▶ **Goal of the exercise**
Quote every line of the data below as it stands, omitting pictures.

▶ **Supplied records**
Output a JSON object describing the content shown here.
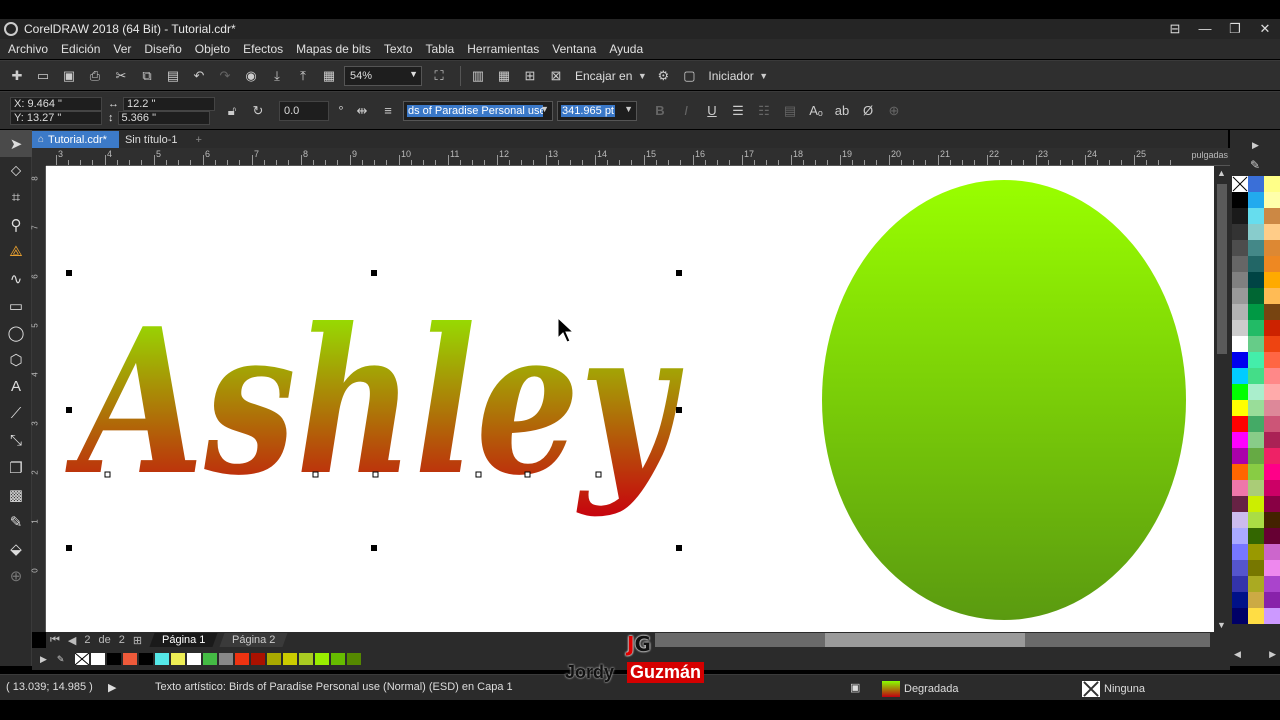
{
  "titlebar": {
    "title": "CorelDRAW 2018 (64 Bit) - Tutorial.cdr*",
    "buttons": [
      "⊟",
      "—",
      "❐",
      "✕"
    ]
  },
  "menu": [
    "Archivo",
    "Edición",
    "Ver",
    "Diseño",
    "Objeto",
    "Efectos",
    "Mapas de bits",
    "Texto",
    "Tabla",
    "Herramientas",
    "Ventana",
    "Ayuda"
  ],
  "toolbar": {
    "zoom": "54%",
    "snap_label": "Encajar en",
    "launcher_label": "Iniciador"
  },
  "propbar": {
    "x": "X: 9.464 \"",
    "y": "Y: 13.27 \"",
    "width": "12.2 \"",
    "height": "5.366 \"",
    "rotation": "0.0",
    "font": "ds of Paradise  Personal use",
    "font_size": "341.965 pt"
  },
  "doc_tabs": [
    "Tutorial.cdr*",
    "Sin título-1",
    "+"
  ],
  "ruler": {
    "h_numbers": [
      "3",
      "4",
      "5",
      "6",
      "7",
      "8",
      "9",
      "10",
      "11",
      "12",
      "13",
      "14",
      "15",
      "16",
      "17",
      "18",
      "19",
      "20",
      "21",
      "22",
      "23",
      "24",
      "25"
    ],
    "v_numbers": [
      "8",
      "7",
      "6",
      "5",
      "4",
      "3",
      "2",
      "1",
      "0"
    ],
    "unit": "pulgadas"
  },
  "canvas": {
    "text": "Ashley",
    "gradient": {
      "top": "#8fff00",
      "bottom": "#c8000e"
    },
    "ellipse_gradient": {
      "top": "#99ff00",
      "bottom": "#5a9a10"
    }
  },
  "pages": {
    "counter": "2",
    "of": "de",
    "total": "2",
    "tabs": [
      "Página 1",
      "Página 2"
    ]
  },
  "doc_palette": [
    "#ffffff",
    "#000000",
    "#ee5a3a",
    "#000000",
    "#55e8e8",
    "#eeee55",
    "#ffffff",
    "#44bb44",
    "#888888",
    "#ee3311",
    "#aa1100",
    "#aaaa00",
    "#cccc00",
    "#aacc22",
    "#99ee00",
    "#66bb00",
    "#558800"
  ],
  "color_palette": [
    "none",
    "#3a6fd8",
    "#ffff88",
    "#000000",
    "#22aaee",
    "#ffffaa",
    "#1a1a1a",
    "#66ddee",
    "#cc8844",
    "#333333",
    "#88cccc",
    "#ffcc88",
    "#4d4d4d",
    "#448888",
    "#dd8833",
    "#666666",
    "#226666",
    "#ee8822",
    "#808080",
    "#004444",
    "#ffaa00",
    "#999999",
    "#006633",
    "#ffbb55",
    "#b3b3b3",
    "#009944",
    "#774411",
    "#cccccc",
    "#22bb66",
    "#cc2200",
    "#ffffff",
    "#66cc88",
    "#ee4411",
    "#0000ee",
    "#44eeaa",
    "#ff6644",
    "#00ccff",
    "#44dd88",
    "#ff8888",
    "#00ff00",
    "#aaeecc",
    "#ffaaaa",
    "#ffff00",
    "#99dd99",
    "#dd8899",
    "#ff0000",
    "#44aa66",
    "#cc5577",
    "#ff00ff",
    "#88cc88",
    "#aa2255",
    "#aa00aa",
    "#66aa44",
    "#ee2266",
    "#ff6600",
    "#88cc44",
    "#ff0088",
    "#ee77aa",
    "#aacc77",
    "#cc0066",
    "#662244",
    "#ccee00",
    "#880044",
    "#ccbbee",
    "#aadd44",
    "#442200",
    "#aaaaff",
    "#336600",
    "#660033",
    "#7777ff",
    "#999900",
    "#cc66cc",
    "#5555cc",
    "#777700",
    "#ee88ee",
    "#3333aa",
    "#aaaa22",
    "#aa44cc",
    "#001188",
    "#ccaa44",
    "#8822aa",
    "#000066",
    "#ffdd44",
    "#cc99ff"
  ],
  "status": {
    "cursor": "( 13.039; 14.985 )",
    "info": "Texto artístico: Birds of Paradise  Personal use (Normal) (ESD) en Capa 1",
    "fill": "Degradada",
    "outline": "Ninguna"
  },
  "watermark": {
    "logo": "JG",
    "first": "Jordy",
    "last": "Guzmán"
  }
}
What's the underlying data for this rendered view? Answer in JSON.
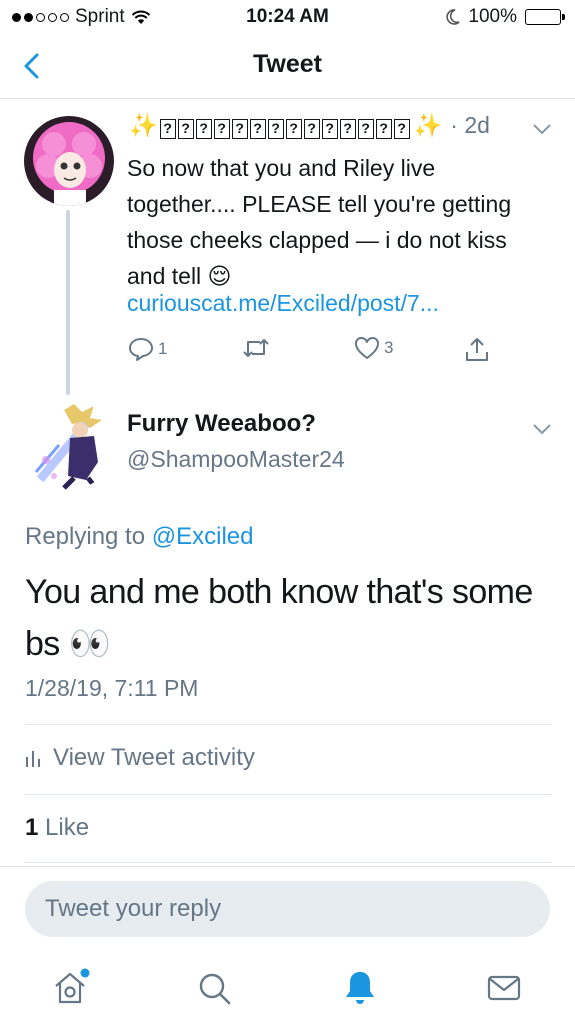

▶ **Task answer**
Output a JSON object describing the content shown here.
{
  "titlebar": {
    "title": "CorelDRAW 2018 (64 Bit) - Tutorial.cdr*",
    "buttons": [
      "⊟",
      "—",
      "❐",
      "✕"
    ]
  },
  "menu": [
    "Archivo",
    "Edición",
    "Ver",
    "Diseño",
    "Objeto",
    "Efectos",
    "Mapas de bits",
    "Texto",
    "Tabla",
    "Herramientas",
    "Ventana",
    "Ayuda"
  ],
  "toolbar": {
    "zoom": "54%",
    "snap_label": "Encajar en",
    "launcher_label": "Iniciador"
  },
  "propbar": {
    "x": "X: 9.464 \"",
    "y": "Y: 13.27 \"",
    "width": "12.2 \"",
    "height": "5.366 \"",
    "rotation": "0.0",
    "font": "ds of Paradise  Personal use",
    "font_size": "341.965 pt"
  },
  "doc_tabs": [
    "Tutorial.cdr*",
    "Sin título-1",
    "+"
  ],
  "ruler": {
    "h_numbers": [
      "3",
      "4",
      "5",
      "6",
      "7",
      "8",
      "9",
      "10",
      "11",
      "12",
      "13",
      "14",
      "15",
      "16",
      "17",
      "18",
      "19",
      "20",
      "21",
      "22",
      "23",
      "24",
      "25"
    ],
    "v_numbers": [
      "8",
      "7",
      "6",
      "5",
      "4",
      "3",
      "2",
      "1",
      "0"
    ],
    "unit": "pulgadas"
  },
  "canvas": {
    "text": "Ashley",
    "gradient": {
      "top": "#8fff00",
      "bottom": "#c8000e"
    },
    "ellipse_gradient": {
      "top": "#99ff00",
      "bottom": "#5a9a10"
    }
  },
  "pages": {
    "counter": "2",
    "of": "de",
    "total": "2",
    "tabs": [
      "Página 1",
      "Página 2"
    ]
  },
  "doc_palette": [
    "#ffffff",
    "#000000",
    "#ee5a3a",
    "#000000",
    "#55e8e8",
    "#eeee55",
    "#ffffff",
    "#44bb44",
    "#888888",
    "#ee3311",
    "#aa1100",
    "#aaaa00",
    "#cccc00",
    "#aacc22",
    "#99ee00",
    "#66bb00",
    "#558800"
  ],
  "color_palette": [
    "none",
    "#3a6fd8",
    "#ffff88",
    "#000000",
    "#22aaee",
    "#ffffaa",
    "#1a1a1a",
    "#66ddee",
    "#cc8844",
    "#333333",
    "#88cccc",
    "#ffcc88",
    "#4d4d4d",
    "#448888",
    "#dd8833",
    "#666666",
    "#226666",
    "#ee8822",
    "#808080",
    "#004444",
    "#ffaa00",
    "#999999",
    "#006633",
    "#ffbb55",
    "#b3b3b3",
    "#009944",
    "#774411",
    "#cccccc",
    "#22bb66",
    "#cc2200",
    "#ffffff",
    "#66cc88",
    "#ee4411",
    "#0000ee",
    "#44eeaa",
    "#ff6644",
    "#00ccff",
    "#44dd88",
    "#ff8888",
    "#00ff00",
    "#aaeecc",
    "#ffaaaa",
    "#ffff00",
    "#99dd99",
    "#dd8899",
    "#ff0000",
    "#44aa66",
    "#cc5577",
    "#ff00ff",
    "#88cc88",
    "#aa2255",
    "#aa00aa",
    "#66aa44",
    "#ee2266",
    "#ff6600",
    "#88cc44",
    "#ff0088",
    "#ee77aa",
    "#aacc77",
    "#cc0066",
    "#662244",
    "#ccee00",
    "#880044",
    "#ccbbee",
    "#aadd44",
    "#442200",
    "#aaaaff",
    "#336600",
    "#660033",
    "#7777ff",
    "#999900",
    "#cc66cc",
    "#5555cc",
    "#777700",
    "#ee88ee",
    "#3333aa",
    "#aaaa22",
    "#aa44cc",
    "#001188",
    "#ccaa44",
    "#8822aa",
    "#000066",
    "#ffdd44",
    "#cc99ff"
  ],
  "status": {
    "cursor": "( 13.039; 14.985 )",
    "info": "Texto artístico: Birds of Paradise  Personal use (Normal) (ESD) en Capa 1",
    "fill": "Degradada",
    "outline": "Ninguna"
  },
  "watermark": {
    "logo": "JG",
    "first": "Jordy",
    "last": "Guzmán"
  }
}
What's the underlying data for this rendered view? Answer in JSON.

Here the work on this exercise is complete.